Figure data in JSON
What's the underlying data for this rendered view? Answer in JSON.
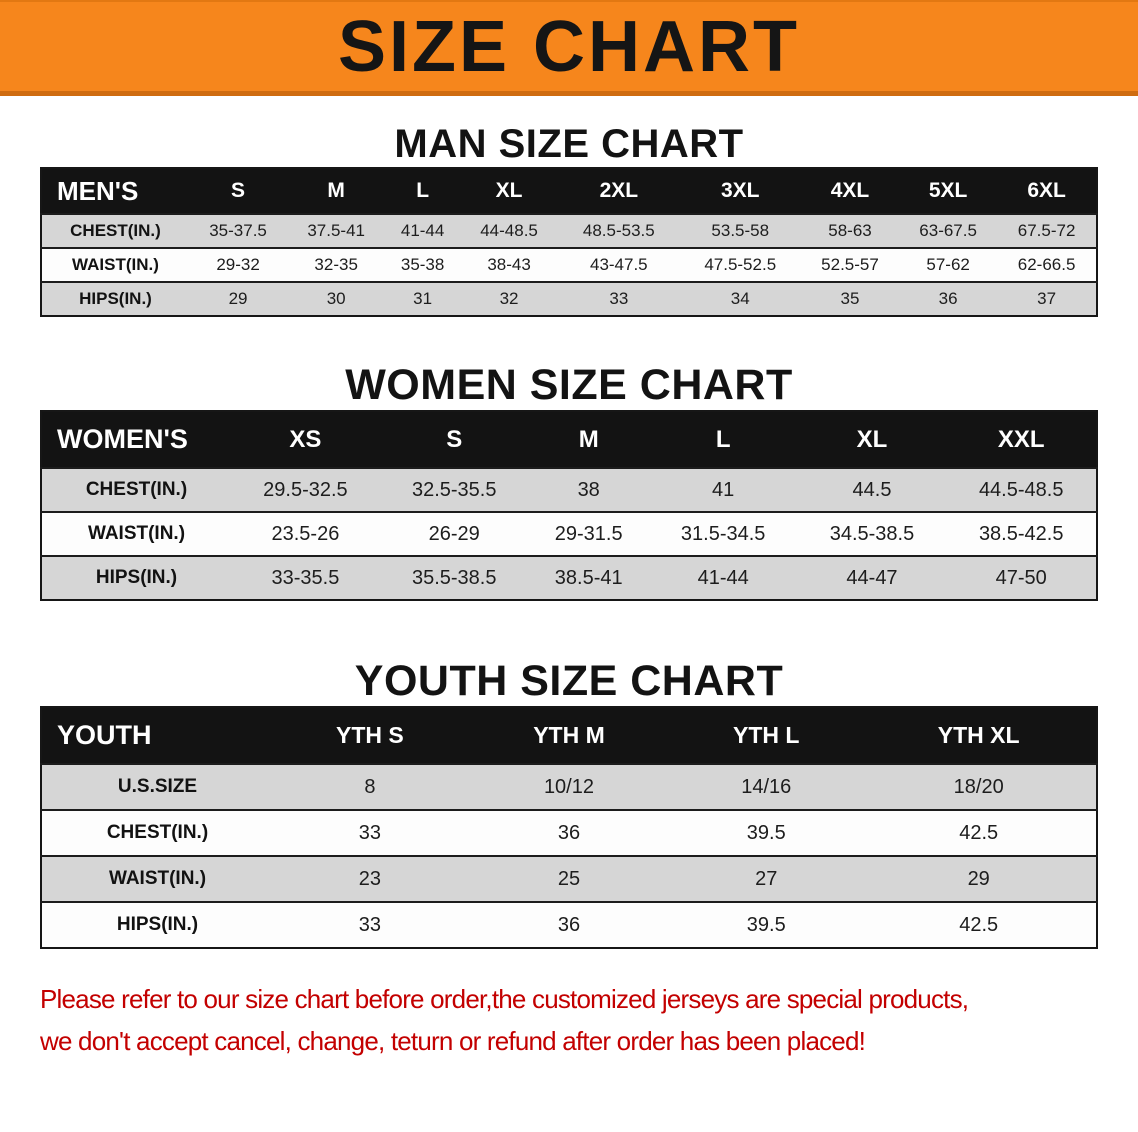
{
  "banner": {
    "title": "SIZE CHART",
    "bg_color": "#f6861c"
  },
  "sections": {
    "men": {
      "heading": "MAN SIZE CHART",
      "table": {
        "header": [
          "MEN'S",
          "S",
          "M",
          "L",
          "XL",
          "2XL",
          "3XL",
          "4XL",
          "5XL",
          "6XL"
        ],
        "rows": [
          {
            "label": "CHEST(IN.)",
            "values": [
              "35-37.5",
              "37.5-41",
              "41-44",
              "44-48.5",
              "48.5-53.5",
              "53.5-58",
              "58-63",
              "63-67.5",
              "67.5-72"
            ]
          },
          {
            "label": "WAIST(IN.)",
            "values": [
              "29-32",
              "32-35",
              "35-38",
              "38-43",
              "43-47.5",
              "47.5-52.5",
              "52.5-57",
              "57-62",
              "62-66.5"
            ]
          },
          {
            "label": "HIPS(IN.)",
            "values": [
              "29",
              "30",
              "31",
              "32",
              "33",
              "34",
              "35",
              "36",
              "37"
            ]
          }
        ]
      }
    },
    "women": {
      "heading": "WOMEN SIZE CHART",
      "table": {
        "header": [
          "WOMEN'S",
          "XS",
          "S",
          "M",
          "L",
          "XL",
          "XXL"
        ],
        "rows": [
          {
            "label": "CHEST(IN.)",
            "values": [
              "29.5-32.5",
              "32.5-35.5",
              "38",
              "41",
              "44.5",
              "44.5-48.5"
            ]
          },
          {
            "label": "WAIST(IN.)",
            "values": [
              "23.5-26",
              "26-29",
              "29-31.5",
              "31.5-34.5",
              "34.5-38.5",
              "38.5-42.5"
            ]
          },
          {
            "label": "HIPS(IN.)",
            "values": [
              "33-35.5",
              "35.5-38.5",
              "38.5-41",
              "41-44",
              "44-47",
              "47-50"
            ]
          }
        ]
      }
    },
    "youth": {
      "heading": "YOUTH SIZE CHART",
      "table": {
        "header": [
          "YOUTH",
          "YTH S",
          "YTH M",
          "YTH L",
          "YTH XL"
        ],
        "rows": [
          {
            "label": "U.S.SIZE",
            "values": [
              "8",
              "10/12",
              "14/16",
              "18/20"
            ]
          },
          {
            "label": "CHEST(IN.)",
            "values": [
              "33",
              "36",
              "39.5",
              "42.5"
            ]
          },
          {
            "label": "WAIST(IN.)",
            "values": [
              "23",
              "25",
              "27",
              "29"
            ]
          },
          {
            "label": "HIPS(IN.)",
            "values": [
              "33",
              "36",
              "39.5",
              "42.5"
            ]
          }
        ]
      }
    }
  },
  "disclaimer": {
    "color": "#c30000",
    "lines": [
      "Please refer to our size chart before order,the customized jerseys are special products,",
      "we don't accept cancel, change, teturn or refund after order has been placed!"
    ]
  }
}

◆ Your objective: Images should not appear in the copy; retype the listing above exactly.

◆ Result for this exercise:
What's the underlying data for this rendered view? Answer in JSON.
{
  "banner": {
    "title": "SIZE CHART",
    "bg_color": "#f6861c"
  },
  "sections": {
    "men": {
      "heading": "MAN SIZE CHART",
      "table": {
        "header": [
          "MEN'S",
          "S",
          "M",
          "L",
          "XL",
          "2XL",
          "3XL",
          "4XL",
          "5XL",
          "6XL"
        ],
        "rows": [
          {
            "label": "CHEST(IN.)",
            "values": [
              "35-37.5",
              "37.5-41",
              "41-44",
              "44-48.5",
              "48.5-53.5",
              "53.5-58",
              "58-63",
              "63-67.5",
              "67.5-72"
            ]
          },
          {
            "label": "WAIST(IN.)",
            "values": [
              "29-32",
              "32-35",
              "35-38",
              "38-43",
              "43-47.5",
              "47.5-52.5",
              "52.5-57",
              "57-62",
              "62-66.5"
            ]
          },
          {
            "label": "HIPS(IN.)",
            "values": [
              "29",
              "30",
              "31",
              "32",
              "33",
              "34",
              "35",
              "36",
              "37"
            ]
          }
        ]
      }
    },
    "women": {
      "heading": "WOMEN SIZE CHART",
      "table": {
        "header": [
          "WOMEN'S",
          "XS",
          "S",
          "M",
          "L",
          "XL",
          "XXL"
        ],
        "rows": [
          {
            "label": "CHEST(IN.)",
            "values": [
              "29.5-32.5",
              "32.5-35.5",
              "38",
              "41",
              "44.5",
              "44.5-48.5"
            ]
          },
          {
            "label": "WAIST(IN.)",
            "values": [
              "23.5-26",
              "26-29",
              "29-31.5",
              "31.5-34.5",
              "34.5-38.5",
              "38.5-42.5"
            ]
          },
          {
            "label": "HIPS(IN.)",
            "values": [
              "33-35.5",
              "35.5-38.5",
              "38.5-41",
              "41-44",
              "44-47",
              "47-50"
            ]
          }
        ]
      }
    },
    "youth": {
      "heading": "YOUTH SIZE CHART",
      "table": {
        "header": [
          "YOUTH",
          "YTH S",
          "YTH M",
          "YTH L",
          "YTH XL"
        ],
        "rows": [
          {
            "label": "U.S.SIZE",
            "values": [
              "8",
              "10/12",
              "14/16",
              "18/20"
            ]
          },
          {
            "label": "CHEST(IN.)",
            "values": [
              "33",
              "36",
              "39.5",
              "42.5"
            ]
          },
          {
            "label": "WAIST(IN.)",
            "values": [
              "23",
              "25",
              "27",
              "29"
            ]
          },
          {
            "label": "HIPS(IN.)",
            "values": [
              "33",
              "36",
              "39.5",
              "42.5"
            ]
          }
        ]
      }
    }
  },
  "disclaimer": {
    "color": "#c30000",
    "lines": [
      "Please refer to our size chart before order,the customized jerseys are special products,",
      "we don't accept cancel, change, teturn or refund after order has been placed!"
    ]
  }
}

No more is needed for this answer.